- Aim of the task -
From the entries below, please gather each line containing the string "JSON".
━━━━━━
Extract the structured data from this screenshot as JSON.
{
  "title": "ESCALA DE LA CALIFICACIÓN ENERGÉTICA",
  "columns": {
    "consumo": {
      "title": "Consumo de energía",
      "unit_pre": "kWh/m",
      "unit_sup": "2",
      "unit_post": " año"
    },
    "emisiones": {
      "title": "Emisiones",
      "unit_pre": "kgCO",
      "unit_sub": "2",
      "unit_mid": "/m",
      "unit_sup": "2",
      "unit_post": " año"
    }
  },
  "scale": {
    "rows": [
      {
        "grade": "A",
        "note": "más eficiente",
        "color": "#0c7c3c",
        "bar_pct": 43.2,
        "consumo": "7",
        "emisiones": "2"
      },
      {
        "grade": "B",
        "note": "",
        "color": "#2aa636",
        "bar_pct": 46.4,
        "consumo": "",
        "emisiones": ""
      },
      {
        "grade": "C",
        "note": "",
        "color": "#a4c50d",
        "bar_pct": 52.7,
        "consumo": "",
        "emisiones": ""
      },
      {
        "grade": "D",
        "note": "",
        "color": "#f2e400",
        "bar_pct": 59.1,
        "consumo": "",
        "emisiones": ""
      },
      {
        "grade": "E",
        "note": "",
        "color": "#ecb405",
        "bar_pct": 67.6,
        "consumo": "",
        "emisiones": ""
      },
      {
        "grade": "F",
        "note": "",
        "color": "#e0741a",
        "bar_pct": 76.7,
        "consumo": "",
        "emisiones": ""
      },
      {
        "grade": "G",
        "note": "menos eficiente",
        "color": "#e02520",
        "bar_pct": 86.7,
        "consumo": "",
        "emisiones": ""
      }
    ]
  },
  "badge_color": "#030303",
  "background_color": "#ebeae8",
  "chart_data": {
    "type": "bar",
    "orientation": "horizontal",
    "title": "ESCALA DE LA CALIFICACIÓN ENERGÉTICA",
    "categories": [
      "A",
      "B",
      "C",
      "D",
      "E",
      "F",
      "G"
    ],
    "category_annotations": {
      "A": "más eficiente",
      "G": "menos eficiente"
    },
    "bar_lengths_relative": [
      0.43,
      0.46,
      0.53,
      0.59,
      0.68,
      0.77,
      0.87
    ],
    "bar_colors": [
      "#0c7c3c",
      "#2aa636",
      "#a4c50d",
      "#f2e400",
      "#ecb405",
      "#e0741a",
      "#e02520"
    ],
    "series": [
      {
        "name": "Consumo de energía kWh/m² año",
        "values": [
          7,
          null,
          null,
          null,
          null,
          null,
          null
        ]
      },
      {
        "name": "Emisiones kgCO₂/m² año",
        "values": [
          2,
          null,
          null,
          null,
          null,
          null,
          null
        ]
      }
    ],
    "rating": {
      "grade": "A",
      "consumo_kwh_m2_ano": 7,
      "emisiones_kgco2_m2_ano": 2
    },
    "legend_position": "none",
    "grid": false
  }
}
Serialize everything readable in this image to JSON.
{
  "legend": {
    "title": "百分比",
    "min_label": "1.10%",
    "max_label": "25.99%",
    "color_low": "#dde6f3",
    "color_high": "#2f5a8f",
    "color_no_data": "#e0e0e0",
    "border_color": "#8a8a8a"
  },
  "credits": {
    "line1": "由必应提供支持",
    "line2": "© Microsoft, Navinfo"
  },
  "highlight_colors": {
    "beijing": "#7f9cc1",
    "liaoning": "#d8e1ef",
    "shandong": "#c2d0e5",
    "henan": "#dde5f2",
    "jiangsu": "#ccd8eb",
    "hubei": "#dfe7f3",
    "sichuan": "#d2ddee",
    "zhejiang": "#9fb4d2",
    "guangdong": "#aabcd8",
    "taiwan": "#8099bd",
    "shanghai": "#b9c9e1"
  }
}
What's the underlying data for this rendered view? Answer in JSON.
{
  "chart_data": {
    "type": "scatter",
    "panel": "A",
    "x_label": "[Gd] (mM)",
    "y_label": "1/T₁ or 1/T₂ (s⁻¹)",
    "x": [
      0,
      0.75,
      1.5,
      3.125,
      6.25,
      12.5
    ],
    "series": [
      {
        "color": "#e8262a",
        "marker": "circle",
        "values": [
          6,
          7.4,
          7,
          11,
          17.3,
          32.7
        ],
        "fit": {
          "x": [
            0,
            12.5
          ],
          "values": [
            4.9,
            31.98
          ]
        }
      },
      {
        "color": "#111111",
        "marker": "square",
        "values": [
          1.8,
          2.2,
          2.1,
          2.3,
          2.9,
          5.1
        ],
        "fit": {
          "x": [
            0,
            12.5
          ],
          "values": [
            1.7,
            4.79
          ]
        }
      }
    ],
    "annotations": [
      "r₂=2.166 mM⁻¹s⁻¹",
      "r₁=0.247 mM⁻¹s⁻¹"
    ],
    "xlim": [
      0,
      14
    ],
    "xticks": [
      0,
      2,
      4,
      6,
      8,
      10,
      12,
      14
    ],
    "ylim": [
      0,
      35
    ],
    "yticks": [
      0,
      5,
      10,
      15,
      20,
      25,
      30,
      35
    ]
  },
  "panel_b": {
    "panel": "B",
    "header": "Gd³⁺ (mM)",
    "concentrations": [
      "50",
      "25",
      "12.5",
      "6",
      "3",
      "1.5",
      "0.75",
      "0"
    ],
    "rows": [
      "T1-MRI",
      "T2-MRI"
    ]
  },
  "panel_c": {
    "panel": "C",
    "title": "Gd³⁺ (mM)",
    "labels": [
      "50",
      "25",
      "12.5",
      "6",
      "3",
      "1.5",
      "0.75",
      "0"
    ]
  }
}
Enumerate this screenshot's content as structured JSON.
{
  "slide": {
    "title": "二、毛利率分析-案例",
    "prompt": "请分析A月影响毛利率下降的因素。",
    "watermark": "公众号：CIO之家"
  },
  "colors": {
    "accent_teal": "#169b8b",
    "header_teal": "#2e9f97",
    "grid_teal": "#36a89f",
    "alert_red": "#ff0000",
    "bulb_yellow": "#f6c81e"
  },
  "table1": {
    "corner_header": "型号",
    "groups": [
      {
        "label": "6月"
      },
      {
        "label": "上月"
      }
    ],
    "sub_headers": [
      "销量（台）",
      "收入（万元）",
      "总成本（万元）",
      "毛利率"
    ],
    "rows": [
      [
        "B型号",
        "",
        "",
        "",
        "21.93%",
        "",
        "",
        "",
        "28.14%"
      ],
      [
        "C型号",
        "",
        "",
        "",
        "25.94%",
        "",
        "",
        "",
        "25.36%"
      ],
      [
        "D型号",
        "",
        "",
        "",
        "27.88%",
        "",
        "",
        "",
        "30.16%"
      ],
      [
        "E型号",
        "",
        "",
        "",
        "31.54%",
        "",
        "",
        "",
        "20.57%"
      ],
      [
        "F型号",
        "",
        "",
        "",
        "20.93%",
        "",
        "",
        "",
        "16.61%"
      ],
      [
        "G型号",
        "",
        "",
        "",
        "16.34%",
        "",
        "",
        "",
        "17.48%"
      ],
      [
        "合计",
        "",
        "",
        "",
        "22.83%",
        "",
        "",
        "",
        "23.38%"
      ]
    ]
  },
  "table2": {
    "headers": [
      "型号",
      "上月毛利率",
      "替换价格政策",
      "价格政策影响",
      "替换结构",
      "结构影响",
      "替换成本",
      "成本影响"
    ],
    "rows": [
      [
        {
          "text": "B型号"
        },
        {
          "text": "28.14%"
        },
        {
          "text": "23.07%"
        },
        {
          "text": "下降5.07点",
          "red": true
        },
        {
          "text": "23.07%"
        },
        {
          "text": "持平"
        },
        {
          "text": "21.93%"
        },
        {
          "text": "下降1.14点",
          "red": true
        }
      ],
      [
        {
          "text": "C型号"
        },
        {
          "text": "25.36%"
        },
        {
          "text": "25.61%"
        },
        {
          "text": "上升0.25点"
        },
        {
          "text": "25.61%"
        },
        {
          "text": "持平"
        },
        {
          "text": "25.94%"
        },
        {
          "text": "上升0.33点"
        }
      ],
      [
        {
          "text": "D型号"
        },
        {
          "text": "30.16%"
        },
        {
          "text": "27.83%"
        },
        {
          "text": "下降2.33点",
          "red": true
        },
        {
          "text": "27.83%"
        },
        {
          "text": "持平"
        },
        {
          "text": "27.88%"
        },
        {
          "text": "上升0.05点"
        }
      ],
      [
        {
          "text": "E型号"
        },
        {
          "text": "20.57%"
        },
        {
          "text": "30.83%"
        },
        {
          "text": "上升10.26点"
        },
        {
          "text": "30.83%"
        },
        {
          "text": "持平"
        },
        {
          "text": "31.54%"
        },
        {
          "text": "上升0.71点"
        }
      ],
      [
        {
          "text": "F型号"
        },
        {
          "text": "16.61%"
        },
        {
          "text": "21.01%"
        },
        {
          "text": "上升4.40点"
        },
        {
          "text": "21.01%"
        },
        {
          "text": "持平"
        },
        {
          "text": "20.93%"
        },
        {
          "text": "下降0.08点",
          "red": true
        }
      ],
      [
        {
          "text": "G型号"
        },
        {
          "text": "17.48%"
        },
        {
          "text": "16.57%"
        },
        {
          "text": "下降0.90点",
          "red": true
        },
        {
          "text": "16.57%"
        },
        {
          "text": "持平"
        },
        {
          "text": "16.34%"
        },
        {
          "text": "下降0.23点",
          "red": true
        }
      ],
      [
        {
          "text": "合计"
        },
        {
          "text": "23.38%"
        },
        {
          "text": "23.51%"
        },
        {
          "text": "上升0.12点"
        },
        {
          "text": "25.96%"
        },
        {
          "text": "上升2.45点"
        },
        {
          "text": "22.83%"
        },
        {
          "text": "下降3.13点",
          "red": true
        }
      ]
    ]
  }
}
━━━━━━
- Worked solution -
Extract the structured data from this screenshot as JSON.
Serialize everything readable in this image to JSON.
What's the underlying data for this rendered view? Answer in JSON.
Enumerate this screenshot's content as structured JSON.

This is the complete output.